What you should do
For each line of the data below that holds "Agbebakun", copy the line.

>> start Records for this exercise

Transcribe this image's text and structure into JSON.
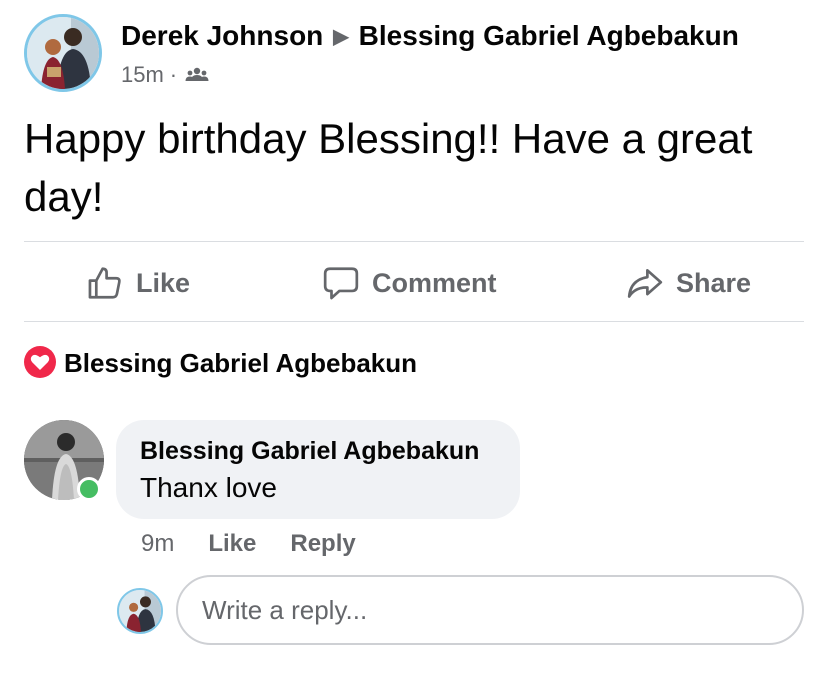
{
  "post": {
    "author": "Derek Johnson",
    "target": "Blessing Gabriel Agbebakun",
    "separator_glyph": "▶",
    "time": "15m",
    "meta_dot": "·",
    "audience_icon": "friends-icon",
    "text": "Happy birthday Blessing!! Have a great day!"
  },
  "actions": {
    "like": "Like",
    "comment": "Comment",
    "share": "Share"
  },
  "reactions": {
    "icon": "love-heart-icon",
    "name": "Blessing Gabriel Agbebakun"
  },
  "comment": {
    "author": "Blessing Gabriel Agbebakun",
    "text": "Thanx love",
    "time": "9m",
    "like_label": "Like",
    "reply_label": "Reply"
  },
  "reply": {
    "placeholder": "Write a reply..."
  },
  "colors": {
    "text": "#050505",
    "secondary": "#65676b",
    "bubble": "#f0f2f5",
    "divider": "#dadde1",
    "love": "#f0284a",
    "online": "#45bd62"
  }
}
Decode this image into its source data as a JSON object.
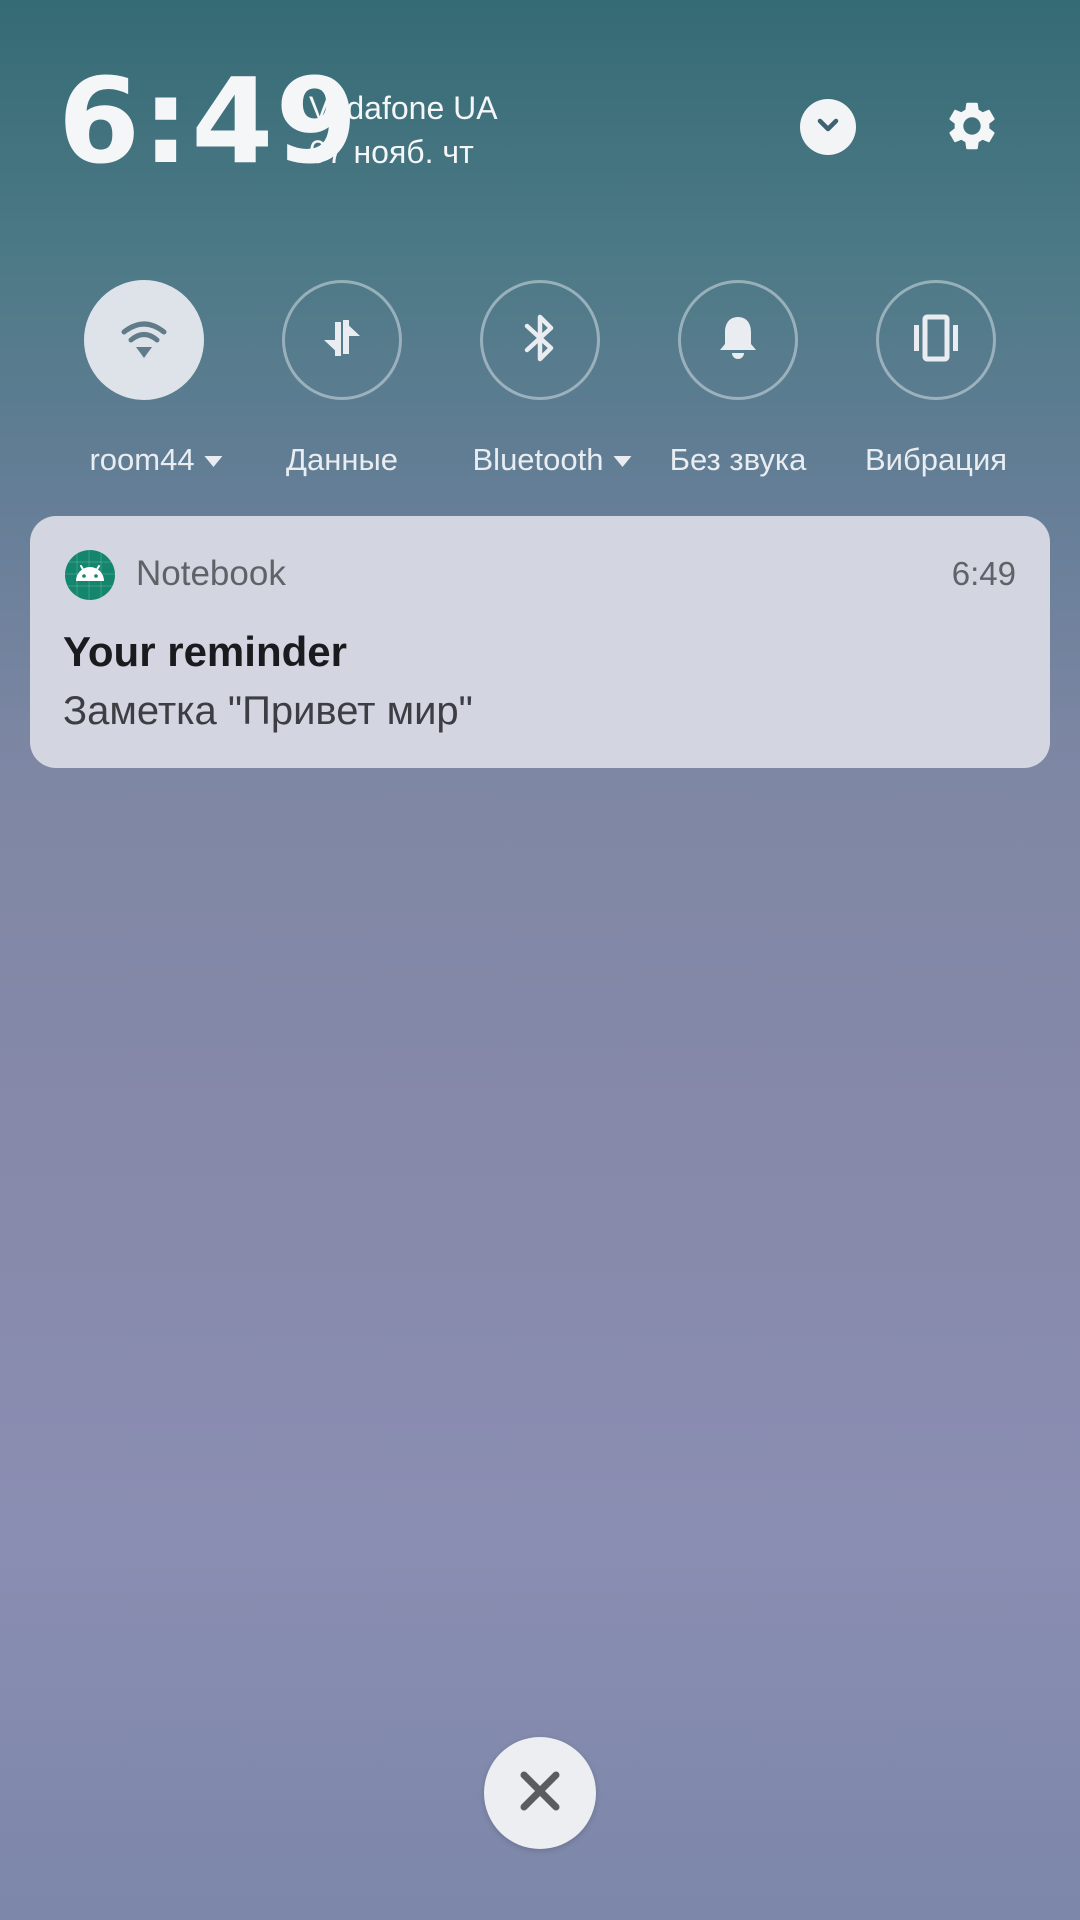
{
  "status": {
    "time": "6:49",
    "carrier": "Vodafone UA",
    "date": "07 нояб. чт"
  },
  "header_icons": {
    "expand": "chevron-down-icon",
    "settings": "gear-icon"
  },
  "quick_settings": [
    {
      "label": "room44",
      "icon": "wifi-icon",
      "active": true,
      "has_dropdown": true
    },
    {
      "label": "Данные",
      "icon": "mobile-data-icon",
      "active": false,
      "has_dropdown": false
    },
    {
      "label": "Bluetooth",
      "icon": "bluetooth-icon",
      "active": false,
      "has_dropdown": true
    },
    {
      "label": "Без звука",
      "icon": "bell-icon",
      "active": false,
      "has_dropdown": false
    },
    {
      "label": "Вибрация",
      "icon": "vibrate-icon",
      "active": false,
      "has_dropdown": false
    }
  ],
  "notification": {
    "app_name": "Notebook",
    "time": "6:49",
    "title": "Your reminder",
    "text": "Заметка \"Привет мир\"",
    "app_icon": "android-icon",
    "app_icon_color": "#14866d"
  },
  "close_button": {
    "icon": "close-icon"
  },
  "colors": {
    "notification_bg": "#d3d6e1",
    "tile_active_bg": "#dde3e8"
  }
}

>> end Records for this exercise
>> start Records for this exercise

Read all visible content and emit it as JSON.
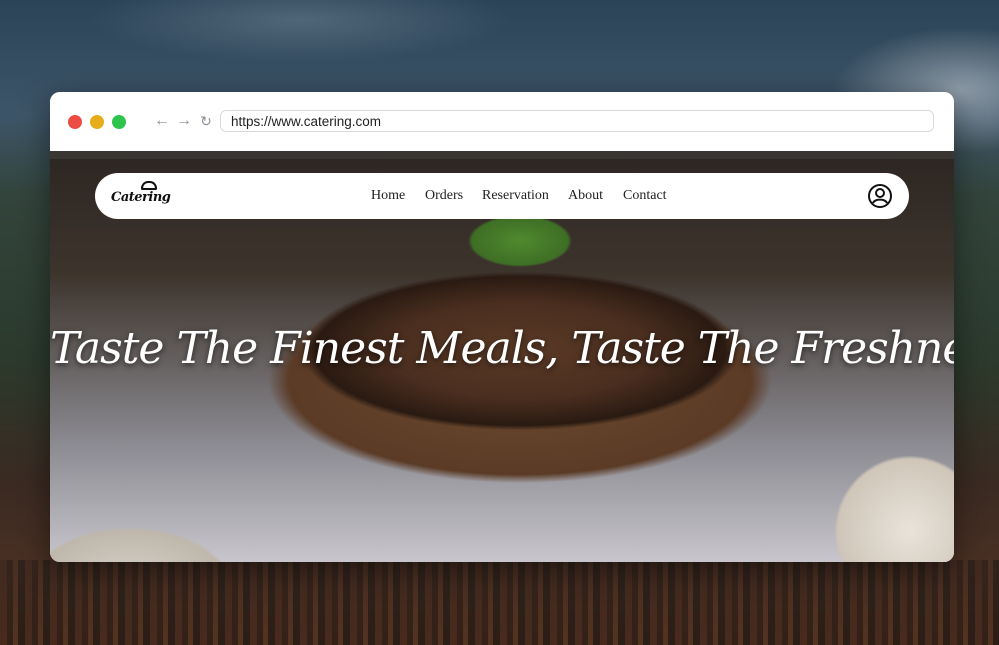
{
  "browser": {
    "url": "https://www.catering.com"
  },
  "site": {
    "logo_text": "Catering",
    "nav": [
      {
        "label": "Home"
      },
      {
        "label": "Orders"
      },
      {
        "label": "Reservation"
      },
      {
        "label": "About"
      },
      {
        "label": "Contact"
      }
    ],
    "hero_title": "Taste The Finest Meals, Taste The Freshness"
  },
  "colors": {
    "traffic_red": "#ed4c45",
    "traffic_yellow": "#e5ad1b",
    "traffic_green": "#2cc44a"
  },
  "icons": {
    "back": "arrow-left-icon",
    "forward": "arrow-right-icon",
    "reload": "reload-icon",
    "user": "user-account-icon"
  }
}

>> end Records for this exercise
>> start Records for this exercise

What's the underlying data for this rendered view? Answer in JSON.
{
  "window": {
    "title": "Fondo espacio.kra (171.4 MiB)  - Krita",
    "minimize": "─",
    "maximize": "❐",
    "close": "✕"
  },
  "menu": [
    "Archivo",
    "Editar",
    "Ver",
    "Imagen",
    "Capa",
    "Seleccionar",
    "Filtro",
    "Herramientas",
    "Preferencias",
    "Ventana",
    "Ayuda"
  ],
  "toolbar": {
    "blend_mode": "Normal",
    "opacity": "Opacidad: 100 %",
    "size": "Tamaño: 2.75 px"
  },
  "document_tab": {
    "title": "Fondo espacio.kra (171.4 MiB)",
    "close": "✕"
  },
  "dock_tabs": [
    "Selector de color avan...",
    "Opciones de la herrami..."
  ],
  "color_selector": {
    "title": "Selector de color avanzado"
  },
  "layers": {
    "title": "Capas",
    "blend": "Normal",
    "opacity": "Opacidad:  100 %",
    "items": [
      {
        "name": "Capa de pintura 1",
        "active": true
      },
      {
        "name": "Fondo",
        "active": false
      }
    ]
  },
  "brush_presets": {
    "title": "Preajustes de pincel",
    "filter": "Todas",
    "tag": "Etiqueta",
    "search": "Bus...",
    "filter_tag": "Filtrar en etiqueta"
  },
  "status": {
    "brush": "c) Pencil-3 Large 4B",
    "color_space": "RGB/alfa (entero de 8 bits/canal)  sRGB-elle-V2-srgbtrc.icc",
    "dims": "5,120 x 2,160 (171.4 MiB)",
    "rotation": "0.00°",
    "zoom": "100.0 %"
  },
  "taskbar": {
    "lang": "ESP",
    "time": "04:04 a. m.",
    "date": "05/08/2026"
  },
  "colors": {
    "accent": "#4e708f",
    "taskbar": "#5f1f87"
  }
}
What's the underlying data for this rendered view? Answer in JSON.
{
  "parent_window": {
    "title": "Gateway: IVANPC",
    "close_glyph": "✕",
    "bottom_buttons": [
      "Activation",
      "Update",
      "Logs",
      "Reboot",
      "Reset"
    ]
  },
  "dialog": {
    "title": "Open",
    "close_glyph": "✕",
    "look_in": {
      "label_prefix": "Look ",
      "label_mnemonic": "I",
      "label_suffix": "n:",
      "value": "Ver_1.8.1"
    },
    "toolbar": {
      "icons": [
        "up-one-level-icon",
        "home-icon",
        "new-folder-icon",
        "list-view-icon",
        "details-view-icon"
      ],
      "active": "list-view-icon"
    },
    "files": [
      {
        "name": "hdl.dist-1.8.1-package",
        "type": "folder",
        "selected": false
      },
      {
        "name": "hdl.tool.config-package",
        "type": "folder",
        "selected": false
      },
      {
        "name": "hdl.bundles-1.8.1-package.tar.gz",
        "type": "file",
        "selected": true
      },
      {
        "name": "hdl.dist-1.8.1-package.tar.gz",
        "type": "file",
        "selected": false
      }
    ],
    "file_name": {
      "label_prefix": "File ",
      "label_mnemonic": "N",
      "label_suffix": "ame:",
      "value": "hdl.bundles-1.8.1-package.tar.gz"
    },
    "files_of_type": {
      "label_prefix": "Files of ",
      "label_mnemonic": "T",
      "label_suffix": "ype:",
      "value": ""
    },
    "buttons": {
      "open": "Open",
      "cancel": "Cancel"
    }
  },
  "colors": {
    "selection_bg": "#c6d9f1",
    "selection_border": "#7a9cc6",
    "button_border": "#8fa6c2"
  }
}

>> end Records for this exercise

Complete answer
    "target": "Blessing Gabriel Agbebakun",
    "name": "Blessing Gabriel Agbebakun"
    "author": "Blessing Gabriel Agbebakun",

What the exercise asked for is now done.